=== Data in this exercise ===

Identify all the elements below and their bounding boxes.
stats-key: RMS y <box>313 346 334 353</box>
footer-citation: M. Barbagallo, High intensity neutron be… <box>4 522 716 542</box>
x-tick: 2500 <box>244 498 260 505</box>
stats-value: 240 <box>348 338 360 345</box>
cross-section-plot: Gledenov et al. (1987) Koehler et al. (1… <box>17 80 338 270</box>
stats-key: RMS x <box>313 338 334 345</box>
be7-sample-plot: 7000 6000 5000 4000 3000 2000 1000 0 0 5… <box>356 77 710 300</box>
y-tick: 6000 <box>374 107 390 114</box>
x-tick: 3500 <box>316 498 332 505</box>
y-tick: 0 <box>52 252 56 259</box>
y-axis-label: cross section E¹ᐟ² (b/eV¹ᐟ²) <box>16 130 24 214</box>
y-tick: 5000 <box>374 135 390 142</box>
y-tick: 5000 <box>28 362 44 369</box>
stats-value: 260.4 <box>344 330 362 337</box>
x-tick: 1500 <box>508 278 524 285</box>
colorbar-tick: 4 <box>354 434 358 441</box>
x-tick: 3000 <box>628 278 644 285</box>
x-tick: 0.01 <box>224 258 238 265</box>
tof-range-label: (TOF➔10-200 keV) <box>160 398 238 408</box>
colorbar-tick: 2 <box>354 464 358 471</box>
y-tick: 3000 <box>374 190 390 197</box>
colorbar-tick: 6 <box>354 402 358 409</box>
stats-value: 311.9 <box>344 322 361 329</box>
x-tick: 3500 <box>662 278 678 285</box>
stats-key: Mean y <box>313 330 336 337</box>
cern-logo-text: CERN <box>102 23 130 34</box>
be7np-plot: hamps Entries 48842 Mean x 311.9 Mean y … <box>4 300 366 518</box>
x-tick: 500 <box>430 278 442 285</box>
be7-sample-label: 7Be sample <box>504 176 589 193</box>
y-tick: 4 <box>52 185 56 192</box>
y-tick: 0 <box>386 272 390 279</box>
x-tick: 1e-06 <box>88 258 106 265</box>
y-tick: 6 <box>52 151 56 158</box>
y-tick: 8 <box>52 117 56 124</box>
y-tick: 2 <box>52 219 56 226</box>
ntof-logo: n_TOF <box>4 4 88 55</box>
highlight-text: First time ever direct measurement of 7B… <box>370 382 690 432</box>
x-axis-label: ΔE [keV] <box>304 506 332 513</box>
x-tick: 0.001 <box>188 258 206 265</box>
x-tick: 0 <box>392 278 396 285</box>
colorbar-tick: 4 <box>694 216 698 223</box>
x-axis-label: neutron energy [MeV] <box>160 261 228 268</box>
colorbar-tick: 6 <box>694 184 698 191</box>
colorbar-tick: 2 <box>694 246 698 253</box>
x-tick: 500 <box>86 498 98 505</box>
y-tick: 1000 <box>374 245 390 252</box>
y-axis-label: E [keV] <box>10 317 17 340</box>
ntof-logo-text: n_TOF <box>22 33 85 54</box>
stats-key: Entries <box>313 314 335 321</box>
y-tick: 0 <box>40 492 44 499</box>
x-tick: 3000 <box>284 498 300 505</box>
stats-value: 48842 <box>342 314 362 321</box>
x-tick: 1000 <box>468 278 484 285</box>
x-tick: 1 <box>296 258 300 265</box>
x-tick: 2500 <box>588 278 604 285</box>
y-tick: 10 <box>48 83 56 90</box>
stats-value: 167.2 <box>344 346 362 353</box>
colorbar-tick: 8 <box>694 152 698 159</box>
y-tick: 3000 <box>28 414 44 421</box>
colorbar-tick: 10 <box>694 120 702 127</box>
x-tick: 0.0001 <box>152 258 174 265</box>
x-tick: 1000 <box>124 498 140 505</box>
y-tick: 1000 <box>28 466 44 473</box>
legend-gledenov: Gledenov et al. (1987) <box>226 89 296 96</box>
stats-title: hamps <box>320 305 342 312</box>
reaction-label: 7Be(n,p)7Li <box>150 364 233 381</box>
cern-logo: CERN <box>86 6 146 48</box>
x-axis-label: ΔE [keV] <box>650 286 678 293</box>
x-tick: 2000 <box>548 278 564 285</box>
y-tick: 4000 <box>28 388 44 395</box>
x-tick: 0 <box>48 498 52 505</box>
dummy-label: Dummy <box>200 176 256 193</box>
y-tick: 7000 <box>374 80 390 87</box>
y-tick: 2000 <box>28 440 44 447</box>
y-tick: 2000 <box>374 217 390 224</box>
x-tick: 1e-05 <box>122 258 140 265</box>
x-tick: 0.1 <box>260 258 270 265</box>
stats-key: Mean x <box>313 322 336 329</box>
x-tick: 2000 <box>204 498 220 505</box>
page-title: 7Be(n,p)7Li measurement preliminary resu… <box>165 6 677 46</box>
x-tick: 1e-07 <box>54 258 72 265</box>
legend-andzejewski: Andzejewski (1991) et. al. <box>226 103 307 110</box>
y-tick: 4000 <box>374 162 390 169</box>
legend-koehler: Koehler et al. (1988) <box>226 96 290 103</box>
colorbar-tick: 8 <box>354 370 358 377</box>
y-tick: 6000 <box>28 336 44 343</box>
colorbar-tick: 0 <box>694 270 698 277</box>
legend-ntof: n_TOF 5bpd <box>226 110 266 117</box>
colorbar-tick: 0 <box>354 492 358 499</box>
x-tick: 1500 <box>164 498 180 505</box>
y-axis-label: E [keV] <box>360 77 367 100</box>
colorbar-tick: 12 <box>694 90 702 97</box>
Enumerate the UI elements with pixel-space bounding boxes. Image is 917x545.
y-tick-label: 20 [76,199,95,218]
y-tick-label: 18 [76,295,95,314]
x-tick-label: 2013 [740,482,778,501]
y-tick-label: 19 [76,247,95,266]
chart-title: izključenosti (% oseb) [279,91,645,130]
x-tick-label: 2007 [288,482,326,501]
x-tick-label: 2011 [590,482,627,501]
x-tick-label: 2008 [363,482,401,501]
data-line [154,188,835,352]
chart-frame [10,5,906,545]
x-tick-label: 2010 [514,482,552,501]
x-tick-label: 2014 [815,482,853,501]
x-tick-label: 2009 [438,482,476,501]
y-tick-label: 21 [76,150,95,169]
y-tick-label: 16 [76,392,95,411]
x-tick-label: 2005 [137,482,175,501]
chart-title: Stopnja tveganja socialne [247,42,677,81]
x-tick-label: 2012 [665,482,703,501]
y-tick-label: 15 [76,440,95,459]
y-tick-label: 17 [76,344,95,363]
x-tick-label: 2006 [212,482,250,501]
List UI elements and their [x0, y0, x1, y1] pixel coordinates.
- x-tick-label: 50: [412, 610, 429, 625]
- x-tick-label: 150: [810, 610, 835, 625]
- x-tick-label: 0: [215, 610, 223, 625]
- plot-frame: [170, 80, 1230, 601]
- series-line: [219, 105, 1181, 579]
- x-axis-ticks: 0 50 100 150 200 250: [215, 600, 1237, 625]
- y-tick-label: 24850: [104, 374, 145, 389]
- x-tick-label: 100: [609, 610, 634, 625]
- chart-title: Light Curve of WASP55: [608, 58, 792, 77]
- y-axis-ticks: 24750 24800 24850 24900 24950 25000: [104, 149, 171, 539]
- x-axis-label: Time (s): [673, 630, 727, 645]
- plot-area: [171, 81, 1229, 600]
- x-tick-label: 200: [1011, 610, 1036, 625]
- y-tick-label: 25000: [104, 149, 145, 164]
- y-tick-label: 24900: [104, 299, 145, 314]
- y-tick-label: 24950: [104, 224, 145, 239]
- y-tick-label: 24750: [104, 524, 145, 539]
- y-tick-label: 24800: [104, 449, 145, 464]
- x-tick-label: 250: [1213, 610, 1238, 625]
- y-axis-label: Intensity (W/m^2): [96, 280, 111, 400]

===

Problem statement:
Rewrite all the rows above, replacing every occurrence of "colorbar-tick" with "cbar-tick" and leaving everything else unchanged.

The response:
Identify all the elements below and their bounding boxes.
stats-key: RMS y <box>313 346 334 353</box>
footer-citation: M. Barbagallo, High intensity neutron be… <box>4 522 716 542</box>
x-tick: 2500 <box>244 498 260 505</box>
stats-value: 240 <box>348 338 360 345</box>
cross-section-plot: Gledenov et al. (1987) Koehler et al. (1… <box>17 80 338 270</box>
stats-key: RMS x <box>313 338 334 345</box>
be7-sample-plot: 7000 6000 5000 4000 3000 2000 1000 0 0 5… <box>356 77 710 300</box>
y-tick: 6000 <box>374 107 390 114</box>
x-tick: 3500 <box>316 498 332 505</box>
y-tick: 0 <box>52 252 56 259</box>
y-axis-label: cross section E¹ᐟ² (b/eV¹ᐟ²) <box>16 130 24 214</box>
y-tick: 5000 <box>374 135 390 142</box>
y-tick: 5000 <box>28 362 44 369</box>
stats-value: 260.4 <box>344 330 362 337</box>
x-tick: 1500 <box>508 278 524 285</box>
cbar-tick: 4 <box>354 434 358 441</box>
x-tick: 3000 <box>628 278 644 285</box>
x-tick: 0.01 <box>224 258 238 265</box>
tof-range-label: (TOF➔10-200 keV) <box>160 398 238 408</box>
cbar-tick: 2 <box>354 464 358 471</box>
y-tick: 3000 <box>374 190 390 197</box>
cbar-tick: 6 <box>354 402 358 409</box>
stats-value: 311.9 <box>344 322 361 329</box>
x-tick: 3500 <box>662 278 678 285</box>
stats-key: Mean y <box>313 330 336 337</box>
cern-logo-text: CERN <box>102 23 130 34</box>
be7np-plot: hamps Entries 48842 Mean x 311.9 Mean y … <box>4 300 366 518</box>
x-tick: 500 <box>430 278 442 285</box>
be7-sample-label: 7Be sample <box>504 176 589 193</box>
y-tick: 4 <box>52 185 56 192</box>
y-tick: 0 <box>386 272 390 279</box>
x-tick: 1e-06 <box>88 258 106 265</box>
y-tick: 6 <box>52 151 56 158</box>
y-tick: 8 <box>52 117 56 124</box>
y-tick: 2 <box>52 219 56 226</box>
ntof-logo: n_TOF <box>4 4 88 55</box>
highlight-text: First time ever direct measurement of 7B… <box>370 382 690 432</box>
x-axis-label: ΔE [keV] <box>304 506 332 513</box>
x-tick: 0.001 <box>188 258 206 265</box>
x-tick: 0 <box>392 278 396 285</box>
cbar-tick: 4 <box>694 216 698 223</box>
x-axis-label: neutron energy [MeV] <box>160 261 228 268</box>
cbar-tick: 6 <box>694 184 698 191</box>
cbar-tick: 2 <box>694 246 698 253</box>
x-tick: 500 <box>86 498 98 505</box>
y-tick: 1000 <box>374 245 390 252</box>
y-axis-label: E [keV] <box>10 317 17 340</box>
ntof-logo-text: n_TOF <box>22 33 85 54</box>
stats-key: Entries <box>313 314 335 321</box>
y-tick: 0 <box>40 492 44 499</box>
x-tick: 3000 <box>284 498 300 505</box>
stats-value: 48842 <box>342 314 362 321</box>
x-tick: 1000 <box>468 278 484 285</box>
x-tick: 1 <box>296 258 300 265</box>
x-tick: 2500 <box>588 278 604 285</box>
y-tick: 10 <box>48 83 56 90</box>
stats-value: 167.2 <box>344 346 362 353</box>
cbar-tick: 8 <box>694 152 698 159</box>
y-tick: 3000 <box>28 414 44 421</box>
cbar-tick: 10 <box>694 120 702 127</box>
x-tick: 0.0001 <box>152 258 174 265</box>
x-tick: 1000 <box>124 498 140 505</box>
y-tick: 1000 <box>28 466 44 473</box>
legend-gledenov: Gledenov et al. (1987) <box>226 89 296 96</box>
stats-title: hamps <box>320 305 342 312</box>
reaction-label: 7Be(n,p)7Li <box>150 364 233 381</box>
cern-logo: CERN <box>86 6 146 48</box>
x-axis-label: ΔE [keV] <box>650 286 678 293</box>
x-tick: 2000 <box>548 278 564 285</box>
y-tick: 4000 <box>28 388 44 395</box>
x-tick: 0 <box>48 498 52 505</box>
dummy-label: Dummy <box>200 176 256 193</box>
y-tick: 7000 <box>374 80 390 87</box>
y-tick: 2000 <box>28 440 44 447</box>
y-tick: 2000 <box>374 217 390 224</box>
x-tick: 1e-05 <box>122 258 140 265</box>
x-tick: 0.1 <box>260 258 270 265</box>
stats-key: Mean x <box>313 322 336 329</box>
x-tick: 2000 <box>204 498 220 505</box>
page-title: 7Be(n,p)7Li measurement preliminary resu… <box>165 6 677 46</box>
x-tick: 1e-07 <box>54 258 72 265</box>
legend-andzejewski: Andzejewski (1991) et. al. <box>226 103 307 110</box>
y-tick: 4000 <box>374 162 390 169</box>
legend-koehler: Koehler et al. (1988) <box>226 96 290 103</box>
cbar-tick: 8 <box>354 370 358 377</box>
y-tick: 6000 <box>28 336 44 343</box>
cbar-tick: 0 <box>694 270 698 277</box>
legend-ntof: n_TOF 5bpd <box>226 110 266 117</box>
cbar-tick: 0 <box>354 492 358 499</box>
x-tick: 1500 <box>164 498 180 505</box>
y-axis-label: E [keV] <box>360 77 367 100</box>
cbar-tick: 12 <box>694 90 702 97</box>
Enumerate the UI elements with pixel-space bounding boxes. Image is 917x545.
y-tick-label: 20 [76,199,95,218]
y-tick-label: 18 [76,295,95,314]
x-tick-label: 2013 [740,482,778,501]
y-tick-label: 19 [76,247,95,266]
chart-title: izključenosti (% oseb) [279,91,645,130]
x-tick-label: 2007 [288,482,326,501]
x-tick-label: 2011 [590,482,627,501]
x-tick-label: 2008 [363,482,401,501]
data-line [154,188,835,352]
chart-frame [10,5,906,545]
x-tick-label: 2010 [514,482,552,501]
x-tick-label: 2014 [815,482,853,501]
x-tick-label: 2009 [438,482,476,501]
y-tick-label: 21 [76,150,95,169]
y-tick-label: 16 [76,392,95,411]
x-tick-label: 2005 [137,482,175,501]
chart-title: Stopnja tveganja socialne [247,42,677,81]
x-tick-label: 2012 [665,482,703,501]
y-tick-label: 15 [76,440,95,459]
y-tick-label: 17 [76,344,95,363]
x-tick-label: 2006 [212,482,250,501]
List UI elements and their [x0, y0, x1, y1] pixel coordinates.
- x-tick-label: 50: [412, 610, 429, 625]
- x-tick-label: 150: [810, 610, 835, 625]
- x-tick-label: 0: [215, 610, 223, 625]
- plot-frame: [170, 80, 1230, 601]
- series-line: [219, 105, 1181, 579]
- x-axis-ticks: 0 50 100 150 200 250: [215, 600, 1237, 625]
- y-tick-label: 24850: [104, 374, 145, 389]
- x-tick-label: 100: [609, 610, 634, 625]
- chart-title: Light Curve of WASP55: [608, 58, 792, 77]
- y-axis-ticks: 24750 24800 24850 24900 24950 25000: [104, 149, 171, 539]
- x-axis-label: Time (s): [673, 630, 727, 645]
- plot-area: [171, 81, 1229, 600]
- x-tick-label: 200: [1011, 610, 1036, 625]
- y-tick-label: 25000: [104, 149, 145, 164]
- y-tick-label: 24900: [104, 299, 145, 314]
- y-tick-label: 24950: [104, 224, 145, 239]
- y-tick-label: 24750: [104, 524, 145, 539]
- y-tick-label: 24800: [104, 449, 145, 464]
- x-tick-label: 250: [1213, 610, 1238, 625]
- y-axis-label: Intensity (W/m^2): [96, 280, 111, 400]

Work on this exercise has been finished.